┏━━

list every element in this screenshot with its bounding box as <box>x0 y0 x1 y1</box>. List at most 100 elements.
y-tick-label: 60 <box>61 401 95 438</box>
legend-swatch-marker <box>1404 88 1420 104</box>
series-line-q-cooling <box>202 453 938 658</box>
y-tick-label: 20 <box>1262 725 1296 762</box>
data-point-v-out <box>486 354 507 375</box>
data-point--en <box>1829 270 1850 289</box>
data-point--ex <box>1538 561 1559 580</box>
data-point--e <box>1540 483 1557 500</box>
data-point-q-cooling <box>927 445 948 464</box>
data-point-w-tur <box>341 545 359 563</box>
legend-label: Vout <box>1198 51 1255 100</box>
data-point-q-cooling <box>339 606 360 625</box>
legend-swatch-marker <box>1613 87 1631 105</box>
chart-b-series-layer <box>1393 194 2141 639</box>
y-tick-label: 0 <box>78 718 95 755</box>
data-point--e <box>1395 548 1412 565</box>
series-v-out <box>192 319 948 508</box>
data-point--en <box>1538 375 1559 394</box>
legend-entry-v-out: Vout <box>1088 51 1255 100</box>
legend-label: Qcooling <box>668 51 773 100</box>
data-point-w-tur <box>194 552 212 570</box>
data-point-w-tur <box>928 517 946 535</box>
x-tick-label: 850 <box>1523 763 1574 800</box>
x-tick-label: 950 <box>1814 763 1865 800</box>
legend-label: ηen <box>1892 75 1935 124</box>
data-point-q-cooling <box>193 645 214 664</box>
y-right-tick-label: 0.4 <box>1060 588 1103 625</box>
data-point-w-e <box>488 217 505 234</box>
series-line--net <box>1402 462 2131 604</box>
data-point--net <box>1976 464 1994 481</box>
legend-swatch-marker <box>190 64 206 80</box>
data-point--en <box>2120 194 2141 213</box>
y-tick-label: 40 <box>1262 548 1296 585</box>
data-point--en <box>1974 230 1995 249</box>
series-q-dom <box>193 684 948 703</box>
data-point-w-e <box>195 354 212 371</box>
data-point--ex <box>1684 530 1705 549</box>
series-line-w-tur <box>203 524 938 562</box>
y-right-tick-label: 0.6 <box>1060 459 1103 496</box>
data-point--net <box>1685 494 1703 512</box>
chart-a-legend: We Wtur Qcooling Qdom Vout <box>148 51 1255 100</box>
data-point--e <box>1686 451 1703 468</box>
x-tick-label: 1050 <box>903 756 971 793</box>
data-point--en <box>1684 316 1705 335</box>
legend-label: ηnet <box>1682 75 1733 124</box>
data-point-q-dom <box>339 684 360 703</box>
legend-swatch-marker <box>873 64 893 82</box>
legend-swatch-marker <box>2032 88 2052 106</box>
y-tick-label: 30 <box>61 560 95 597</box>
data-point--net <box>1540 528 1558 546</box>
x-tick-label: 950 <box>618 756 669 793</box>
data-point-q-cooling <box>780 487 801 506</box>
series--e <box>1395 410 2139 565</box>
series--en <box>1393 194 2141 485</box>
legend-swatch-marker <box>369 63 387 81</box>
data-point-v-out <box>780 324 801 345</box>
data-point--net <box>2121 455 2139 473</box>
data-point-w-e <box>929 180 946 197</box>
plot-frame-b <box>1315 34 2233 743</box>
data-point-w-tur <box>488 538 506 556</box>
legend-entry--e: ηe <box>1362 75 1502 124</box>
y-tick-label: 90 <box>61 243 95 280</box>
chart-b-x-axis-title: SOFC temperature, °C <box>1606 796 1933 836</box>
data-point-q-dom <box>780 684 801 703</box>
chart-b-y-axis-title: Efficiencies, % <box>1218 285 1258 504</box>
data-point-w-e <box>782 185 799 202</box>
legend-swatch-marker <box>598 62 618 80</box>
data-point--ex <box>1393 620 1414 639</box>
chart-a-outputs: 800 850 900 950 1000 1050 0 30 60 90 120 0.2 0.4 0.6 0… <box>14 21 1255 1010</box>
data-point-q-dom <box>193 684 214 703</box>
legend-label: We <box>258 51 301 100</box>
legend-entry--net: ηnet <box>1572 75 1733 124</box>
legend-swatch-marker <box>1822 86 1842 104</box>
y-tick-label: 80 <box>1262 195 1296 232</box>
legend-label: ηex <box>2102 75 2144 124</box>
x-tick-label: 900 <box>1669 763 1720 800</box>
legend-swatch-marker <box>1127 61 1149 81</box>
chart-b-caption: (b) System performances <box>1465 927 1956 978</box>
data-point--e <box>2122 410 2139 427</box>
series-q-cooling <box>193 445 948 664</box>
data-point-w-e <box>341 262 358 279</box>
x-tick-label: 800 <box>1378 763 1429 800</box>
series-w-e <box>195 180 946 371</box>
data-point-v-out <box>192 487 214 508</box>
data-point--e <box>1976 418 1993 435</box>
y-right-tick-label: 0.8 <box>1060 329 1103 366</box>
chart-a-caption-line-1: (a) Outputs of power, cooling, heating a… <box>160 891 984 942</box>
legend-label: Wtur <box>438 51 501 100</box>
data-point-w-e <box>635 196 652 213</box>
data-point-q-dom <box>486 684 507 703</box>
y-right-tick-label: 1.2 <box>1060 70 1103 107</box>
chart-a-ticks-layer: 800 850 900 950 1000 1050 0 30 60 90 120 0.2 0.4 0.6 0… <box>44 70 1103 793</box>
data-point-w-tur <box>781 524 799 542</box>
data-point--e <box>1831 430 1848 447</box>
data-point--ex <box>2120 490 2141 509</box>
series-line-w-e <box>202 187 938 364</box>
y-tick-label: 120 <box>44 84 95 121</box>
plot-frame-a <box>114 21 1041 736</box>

┗━━

** DESCRIPTION OF THE TASK **
Update the part of the listing that opens with its first line and closes with the line containing "legend-label: Vout <box>1198", replacing "y-tick-label" with "y-axis-label" and leaving everything else unchanged.

** ANSWER TO THE TASK **
list every element in this screenshot with its bounding box as <box>x0 y0 x1 y1</box>. List at most 100 elements.
y-axis-label: 60 <box>61 401 95 438</box>
legend-swatch-marker <box>1404 88 1420 104</box>
series-line-q-cooling <box>202 453 938 658</box>
y-axis-label: 20 <box>1262 725 1296 762</box>
data-point-v-out <box>486 354 507 375</box>
data-point--en <box>1829 270 1850 289</box>
data-point--ex <box>1538 561 1559 580</box>
data-point--e <box>1540 483 1557 500</box>
data-point-q-cooling <box>927 445 948 464</box>
data-point-w-tur <box>341 545 359 563</box>
legend-label: Vout <box>1198 51 1255 100</box>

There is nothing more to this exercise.